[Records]
** Begin **

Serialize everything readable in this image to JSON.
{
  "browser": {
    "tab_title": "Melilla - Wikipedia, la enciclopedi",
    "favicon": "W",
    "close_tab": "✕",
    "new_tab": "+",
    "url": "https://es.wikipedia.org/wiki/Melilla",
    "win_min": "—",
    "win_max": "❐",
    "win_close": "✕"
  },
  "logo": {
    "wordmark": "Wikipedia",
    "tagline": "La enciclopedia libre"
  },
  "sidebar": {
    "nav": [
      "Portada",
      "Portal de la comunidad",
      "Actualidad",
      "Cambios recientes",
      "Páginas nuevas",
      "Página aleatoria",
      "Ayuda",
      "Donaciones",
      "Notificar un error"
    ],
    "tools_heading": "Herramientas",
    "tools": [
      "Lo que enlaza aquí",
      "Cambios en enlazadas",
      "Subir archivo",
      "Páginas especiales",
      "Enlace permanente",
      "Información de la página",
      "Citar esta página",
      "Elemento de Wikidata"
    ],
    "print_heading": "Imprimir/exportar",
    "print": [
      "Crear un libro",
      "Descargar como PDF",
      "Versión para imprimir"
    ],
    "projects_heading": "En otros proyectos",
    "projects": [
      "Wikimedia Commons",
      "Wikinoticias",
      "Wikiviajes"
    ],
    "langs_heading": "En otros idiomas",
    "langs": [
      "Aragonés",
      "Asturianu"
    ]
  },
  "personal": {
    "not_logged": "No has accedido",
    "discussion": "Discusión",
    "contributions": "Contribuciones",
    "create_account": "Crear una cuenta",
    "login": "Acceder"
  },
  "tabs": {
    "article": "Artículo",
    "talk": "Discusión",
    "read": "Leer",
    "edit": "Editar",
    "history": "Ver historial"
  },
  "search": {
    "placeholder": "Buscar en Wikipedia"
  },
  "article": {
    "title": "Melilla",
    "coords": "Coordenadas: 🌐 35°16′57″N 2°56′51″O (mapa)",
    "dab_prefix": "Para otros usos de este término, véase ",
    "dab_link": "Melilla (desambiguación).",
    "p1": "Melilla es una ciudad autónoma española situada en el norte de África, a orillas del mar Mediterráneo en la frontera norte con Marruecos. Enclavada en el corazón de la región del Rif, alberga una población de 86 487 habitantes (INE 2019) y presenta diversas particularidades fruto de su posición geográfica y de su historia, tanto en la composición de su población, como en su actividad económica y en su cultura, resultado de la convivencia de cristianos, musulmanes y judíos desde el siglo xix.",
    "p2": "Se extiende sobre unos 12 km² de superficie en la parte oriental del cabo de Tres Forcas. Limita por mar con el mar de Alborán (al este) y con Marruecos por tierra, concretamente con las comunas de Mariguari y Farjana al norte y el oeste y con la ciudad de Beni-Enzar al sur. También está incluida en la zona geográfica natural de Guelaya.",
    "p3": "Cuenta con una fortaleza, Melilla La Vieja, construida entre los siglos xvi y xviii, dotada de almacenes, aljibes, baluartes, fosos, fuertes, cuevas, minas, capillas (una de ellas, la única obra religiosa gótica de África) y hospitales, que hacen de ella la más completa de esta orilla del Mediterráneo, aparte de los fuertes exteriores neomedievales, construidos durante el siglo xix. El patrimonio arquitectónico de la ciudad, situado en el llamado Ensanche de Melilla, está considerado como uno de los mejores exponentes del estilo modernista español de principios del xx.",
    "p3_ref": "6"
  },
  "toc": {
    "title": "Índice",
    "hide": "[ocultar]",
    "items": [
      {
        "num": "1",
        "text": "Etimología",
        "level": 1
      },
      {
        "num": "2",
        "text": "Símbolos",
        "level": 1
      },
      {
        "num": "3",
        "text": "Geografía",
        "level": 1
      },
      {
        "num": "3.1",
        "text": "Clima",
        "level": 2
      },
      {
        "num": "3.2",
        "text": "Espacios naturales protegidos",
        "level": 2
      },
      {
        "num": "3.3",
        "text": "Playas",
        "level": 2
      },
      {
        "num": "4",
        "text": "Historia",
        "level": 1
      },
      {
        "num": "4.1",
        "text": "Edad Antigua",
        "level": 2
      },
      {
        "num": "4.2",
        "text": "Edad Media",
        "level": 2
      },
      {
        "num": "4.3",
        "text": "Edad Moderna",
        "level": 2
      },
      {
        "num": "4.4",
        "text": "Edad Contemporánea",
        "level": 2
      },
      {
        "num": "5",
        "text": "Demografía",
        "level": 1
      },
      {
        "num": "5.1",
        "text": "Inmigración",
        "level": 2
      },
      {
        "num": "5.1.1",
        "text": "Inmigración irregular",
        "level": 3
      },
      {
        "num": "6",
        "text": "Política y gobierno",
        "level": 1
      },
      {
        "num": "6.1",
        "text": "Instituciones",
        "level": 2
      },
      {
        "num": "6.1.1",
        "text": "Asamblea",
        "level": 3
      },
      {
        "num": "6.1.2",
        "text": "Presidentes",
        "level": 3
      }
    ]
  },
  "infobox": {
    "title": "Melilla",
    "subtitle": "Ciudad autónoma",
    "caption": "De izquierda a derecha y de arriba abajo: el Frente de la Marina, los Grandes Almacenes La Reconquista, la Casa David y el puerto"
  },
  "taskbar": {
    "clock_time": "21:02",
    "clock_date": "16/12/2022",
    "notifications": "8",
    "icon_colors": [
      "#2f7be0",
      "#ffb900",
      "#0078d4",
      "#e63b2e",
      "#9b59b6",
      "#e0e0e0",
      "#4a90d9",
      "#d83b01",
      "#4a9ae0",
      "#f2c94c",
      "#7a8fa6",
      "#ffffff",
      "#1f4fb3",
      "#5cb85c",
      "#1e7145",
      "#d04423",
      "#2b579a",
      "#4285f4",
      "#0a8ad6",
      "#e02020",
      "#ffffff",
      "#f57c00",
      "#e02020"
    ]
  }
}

** End **

**EXERCISE INSTRUCTIONS:** Produce an exact copy of the whole listing.

**SOLUTION FOR THIS PROBLEM:**
Serialize everything readable in this image to JSON.
{
  "browser": {
    "tab_title": "Melilla - Wikipedia, la enciclopedi",
    "favicon": "W",
    "close_tab": "✕",
    "new_tab": "+",
    "url": "https://es.wikipedia.org/wiki/Melilla",
    "win_min": "—",
    "win_max": "❐",
    "win_close": "✕"
  },
  "logo": {
    "wordmark": "Wikipedia",
    "tagline": "La enciclopedia libre"
  },
  "sidebar": {
    "nav": [
      "Portada",
      "Portal de la comunidad",
      "Actualidad",
      "Cambios recientes",
      "Páginas nuevas",
      "Página aleatoria",
      "Ayuda",
      "Donaciones",
      "Notificar un error"
    ],
    "tools_heading": "Herramientas",
    "tools": [
      "Lo que enlaza aquí",
      "Cambios en enlazadas",
      "Subir archivo",
      "Páginas especiales",
      "Enlace permanente",
      "Información de la página",
      "Citar esta página",
      "Elemento de Wikidata"
    ],
    "print_heading": "Imprimir/exportar",
    "print": [
      "Crear un libro",
      "Descargar como PDF",
      "Versión para imprimir"
    ],
    "projects_heading": "En otros proyectos",
    "projects": [
      "Wikimedia Commons",
      "Wikinoticias",
      "Wikiviajes"
    ],
    "langs_heading": "En otros idiomas",
    "langs": [
      "Aragonés",
      "Asturianu"
    ]
  },
  "personal": {
    "not_logged": "No has accedido",
    "discussion": "Discusión",
    "contributions": "Contribuciones",
    "create_account": "Crear una cuenta",
    "login": "Acceder"
  },
  "tabs": {
    "article": "Artículo",
    "talk": "Discusión",
    "read": "Leer",
    "edit": "Editar",
    "history": "Ver historial"
  },
  "search": {
    "placeholder": "Buscar en Wikipedia"
  },
  "article": {
    "title": "Melilla",
    "coords": "Coordenadas: 🌐 35°16′57″N 2°56′51″O (mapa)",
    "dab_prefix": "Para otros usos de este término, véase ",
    "dab_link": "Melilla (desambiguación).",
    "p1": "Melilla es una ciudad autónoma española situada en el norte de África, a orillas del mar Mediterráneo en la frontera norte con Marruecos. Enclavada en el corazón de la región del Rif, alberga una población de 86 487 habitantes (INE 2019) y presenta diversas particularidades fruto de su posición geográfica y de su historia, tanto en la composición de su población, como en su actividad económica y en su cultura, resultado de la convivencia de cristianos, musulmanes y judíos desde el siglo xix.",
    "p2": "Se extiende sobre unos 12 km² de superficie en la parte oriental del cabo de Tres Forcas. Limita por mar con el mar de Alborán (al este) y con Marruecos por tierra, concretamente con las comunas de Mariguari y Farjana al norte y el oeste y con la ciudad de Beni-Enzar al sur. También está incluida en la zona geográfica natural de Guelaya.",
    "p3": "Cuenta con una fortaleza, Melilla La Vieja, construida entre los siglos xvi y xviii, dotada de almacenes, aljibes, baluartes, fosos, fuertes, cuevas, minas, capillas (una de ellas, la única obra religiosa gótica de África) y hospitales, que hacen de ella la más completa de esta orilla del Mediterráneo, aparte de los fuertes exteriores neomedievales, construidos durante el siglo xix. El patrimonio arquitectónico de la ciudad, situado en el llamado Ensanche de Melilla, está considerado como uno de los mejores exponentes del estilo modernista español de principios del xx.",
    "p3_ref": "6"
  },
  "toc": {
    "title": "Índice",
    "hide": "[ocultar]",
    "items": [
      {
        "num": "1",
        "text": "Etimología",
        "level": 1
      },
      {
        "num": "2",
        "text": "Símbolos",
        "level": 1
      },
      {
        "num": "3",
        "text": "Geografía",
        "level": 1
      },
      {
        "num": "3.1",
        "text": "Clima",
        "level": 2
      },
      {
        "num": "3.2",
        "text": "Espacios naturales protegidos",
        "level": 2
      },
      {
        "num": "3.3",
        "text": "Playas",
        "level": 2
      },
      {
        "num": "4",
        "text": "Historia",
        "level": 1
      },
      {
        "num": "4.1",
        "text": "Edad Antigua",
        "level": 2
      },
      {
        "num": "4.2",
        "text": "Edad Media",
        "level": 2
      },
      {
        "num": "4.3",
        "text": "Edad Moderna",
        "level": 2
      },
      {
        "num": "4.4",
        "text": "Edad Contemporánea",
        "level": 2
      },
      {
        "num": "5",
        "text": "Demografía",
        "level": 1
      },
      {
        "num": "5.1",
        "text": "Inmigración",
        "level": 2
      },
      {
        "num": "5.1.1",
        "text": "Inmigración irregular",
        "level": 3
      },
      {
        "num": "6",
        "text": "Política y gobierno",
        "level": 1
      },
      {
        "num": "6.1",
        "text": "Instituciones",
        "level": 2
      },
      {
        "num": "6.1.1",
        "text": "Asamblea",
        "level": 3
      },
      {
        "num": "6.1.2",
        "text": "Presidentes",
        "level": 3
      }
    ]
  },
  "infobox": {
    "title": "Melilla",
    "subtitle": "Ciudad autónoma",
    "caption": "De izquierda a derecha y de arriba abajo: el Frente de la Marina, los Grandes Almacenes La Reconquista, la Casa David y el puerto"
  },
  "taskbar": {
    "clock_time": "21:02",
    "clock_date": "16/12/2022",
    "notifications": "8",
    "icon_colors": [
      "#2f7be0",
      "#ffb900",
      "#0078d4",
      "#e63b2e",
      "#9b59b6",
      "#e0e0e0",
      "#4a90d9",
      "#d83b01",
      "#4a9ae0",
      "#f2c94c",
      "#7a8fa6",
      "#ffffff",
      "#1f4fb3",
      "#5cb85c",
      "#1e7145",
      "#d04423",
      "#2b579a",
      "#4285f4",
      "#0a8ad6",
      "#e02020",
      "#ffffff",
      "#f57c00",
      "#e02020"
    ]
  }
}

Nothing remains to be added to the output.